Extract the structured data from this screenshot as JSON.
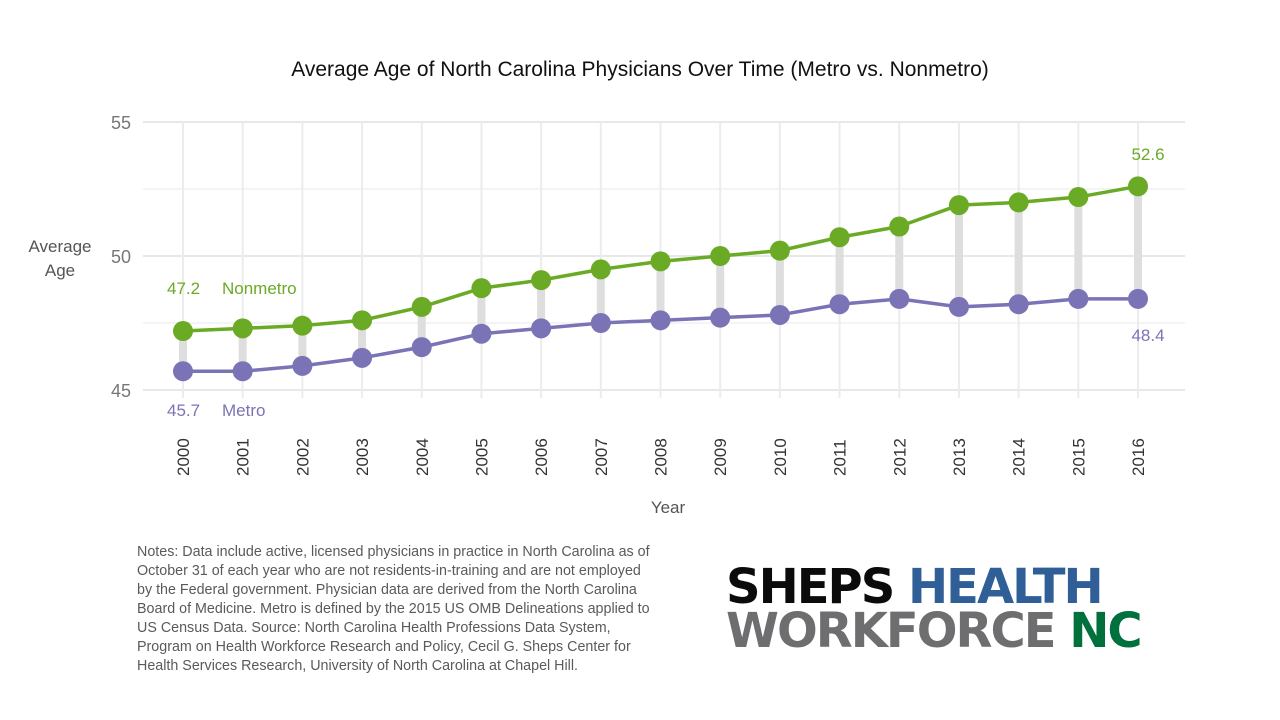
{
  "chart_data": {
    "type": "line",
    "title": "Average Age of North Carolina Physicians Over Time (Metro vs. Nonmetro)",
    "xlabel": "Year",
    "ylabel": "Average Age",
    "ylim": [
      44.5,
      55
    ],
    "yticks": [
      45,
      50,
      55
    ],
    "grid": true,
    "x": [
      "2000",
      "2001",
      "2002",
      "2003",
      "2004",
      "2005",
      "2006",
      "2007",
      "2008",
      "2009",
      "2010",
      "2011",
      "2012",
      "2013",
      "2014",
      "2015",
      "2016"
    ],
    "series": [
      {
        "name": "Nonmetro",
        "color": "#6aaa25",
        "values": [
          47.2,
          47.3,
          47.4,
          47.6,
          48.1,
          48.8,
          49.1,
          49.5,
          49.8,
          50.0,
          50.2,
          50.7,
          51.1,
          51.9,
          52.0,
          52.2,
          52.6
        ],
        "start_label": "47.2",
        "end_label": "52.6"
      },
      {
        "name": "Metro",
        "color": "#7a74b6",
        "values": [
          45.7,
          45.7,
          45.9,
          46.2,
          46.6,
          47.1,
          47.3,
          47.5,
          47.6,
          47.7,
          47.8,
          48.2,
          48.4,
          48.1,
          48.2,
          48.4,
          48.4
        ],
        "start_label": "45.7",
        "end_label": "48.4"
      }
    ]
  },
  "notes": "Notes: Data include active, licensed physicians in practice in North Carolina as of October 31 of each year who are not residents-in-training and are not employed by the Federal government.  Physician data are derived from the North Carolina Board of Medicine. Metro is defined by the 2015 US OMB Delineations applied to US Census Data. Source: North Carolina Health Professions Data System, Program on Health Workforce Research and Policy, Cecil G. Sheps Center for Health Services Research, University of North Carolina at Chapel Hill.",
  "logo": {
    "word1": "SHEPS",
    "word2": "HEALTH",
    "word3": "WORKFORCE",
    "word4": "NC"
  }
}
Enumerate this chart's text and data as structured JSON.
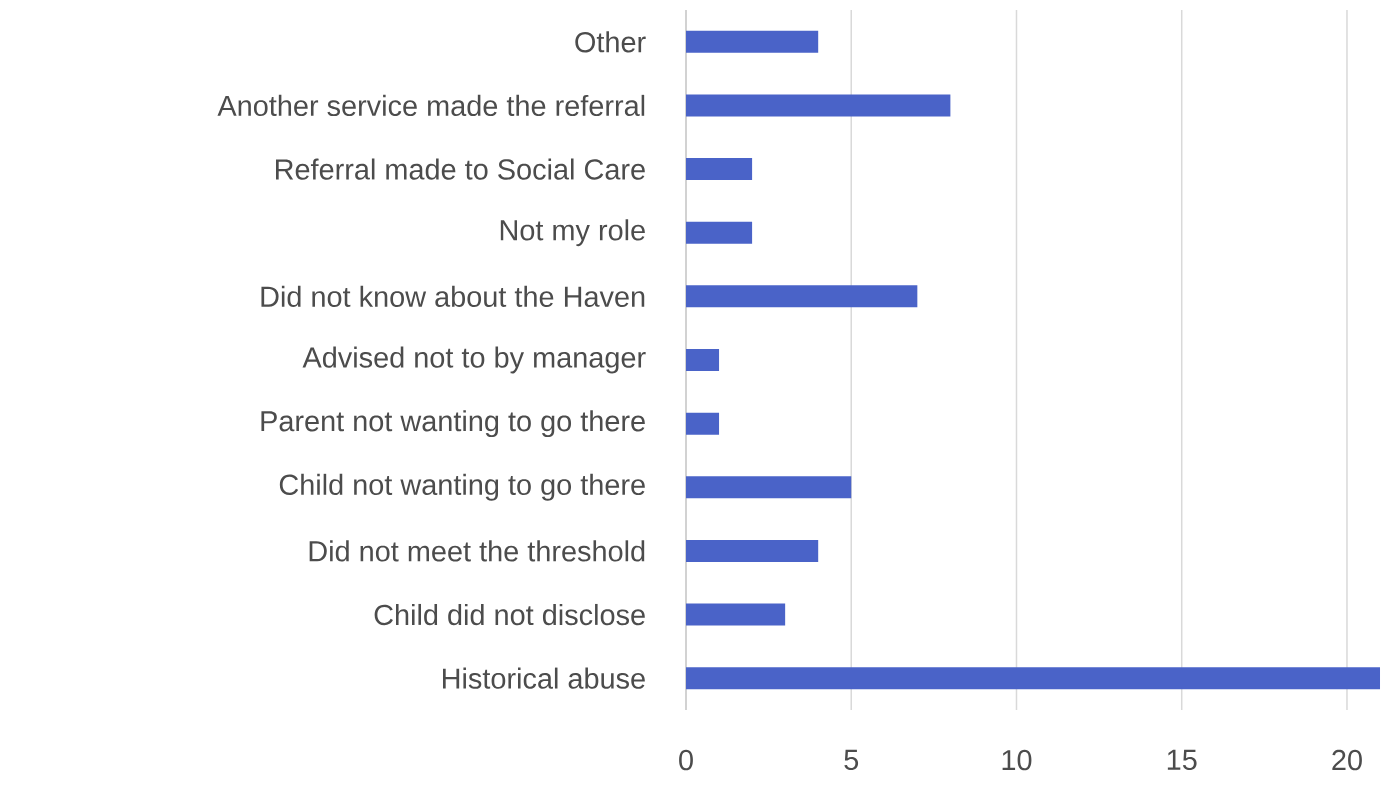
{
  "chart_data": {
    "type": "bar",
    "orientation": "horizontal",
    "categories": [
      "Other",
      "Another service made the referral",
      "Referral made to Social Care",
      "Not my role",
      "Did not know about the Haven",
      "Advised not to by manager",
      "Parent not wanting to go there",
      "Child not wanting to go there",
      "Did not meet the threshold",
      "Child did not disclose",
      "Historical abuse"
    ],
    "values": [
      4,
      8,
      2,
      2,
      7,
      1,
      1,
      5,
      4,
      3,
      21
    ],
    "color": "#4a63c8",
    "xlim": [
      0,
      21
    ],
    "xticks": [
      0,
      5,
      10,
      15,
      20
    ],
    "grid": "x"
  }
}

WHAT IS BEING ASKED => Every record above should come back exactly, but without its pictures.

THE OUTPUT =>
Extract the structured data from this screenshot as JSON.
{
  "chart_data": {
    "type": "line",
    "title": "Average Age of North Carolina Physicians Over Time (Metro vs. Nonmetro)",
    "xlabel": "Year",
    "ylabel": "Average Age",
    "ylim": [
      44.5,
      55
    ],
    "yticks": [
      45,
      50,
      55
    ],
    "grid": true,
    "x": [
      "2000",
      "2001",
      "2002",
      "2003",
      "2004",
      "2005",
      "2006",
      "2007",
      "2008",
      "2009",
      "2010",
      "2011",
      "2012",
      "2013",
      "2014",
      "2015",
      "2016"
    ],
    "series": [
      {
        "name": "Nonmetro",
        "color": "#6aaa25",
        "values": [
          47.2,
          47.3,
          47.4,
          47.6,
          48.1,
          48.8,
          49.1,
          49.5,
          49.8,
          50.0,
          50.2,
          50.7,
          51.1,
          51.9,
          52.0,
          52.2,
          52.6
        ],
        "start_label": "47.2",
        "end_label": "52.6"
      },
      {
        "name": "Metro",
        "color": "#7a74b6",
        "values": [
          45.7,
          45.7,
          45.9,
          46.2,
          46.6,
          47.1,
          47.3,
          47.5,
          47.6,
          47.7,
          47.8,
          48.2,
          48.4,
          48.1,
          48.2,
          48.4,
          48.4
        ],
        "start_label": "45.7",
        "end_label": "48.4"
      }
    ]
  },
  "notes": "Notes: Data include active, licensed physicians in practice in North Carolina as of October 31 of each year who are not residents-in-training and are not employed by the Federal government.  Physician data are derived from the North Carolina Board of Medicine. Metro is defined by the 2015 US OMB Delineations applied to US Census Data. Source: North Carolina Health Professions Data System, Program on Health Workforce Research and Policy, Cecil G. Sheps Center for Health Services Research, University of North Carolina at Chapel Hill.",
  "logo": {
    "word1": "SHEPS",
    "word2": "HEALTH",
    "word3": "WORKFORCE",
    "word4": "NC"
  }
}
Enumerate this chart's text and data as structured JSON.
{
  "chart_data": {
    "type": "bar",
    "orientation": "horizontal",
    "categories": [
      "Other",
      "Another service made the referral",
      "Referral made to Social Care",
      "Not my role",
      "Did not know about the Haven",
      "Advised not to by manager",
      "Parent not wanting to go there",
      "Child not wanting to go there",
      "Did not meet the threshold",
      "Child did not disclose",
      "Historical abuse"
    ],
    "values": [
      4,
      8,
      2,
      2,
      7,
      1,
      1,
      5,
      4,
      3,
      21
    ],
    "color": "#4a63c8",
    "xlim": [
      0,
      21
    ],
    "xticks": [
      0,
      5,
      10,
      15,
      20
    ],
    "grid": "x"
  }
}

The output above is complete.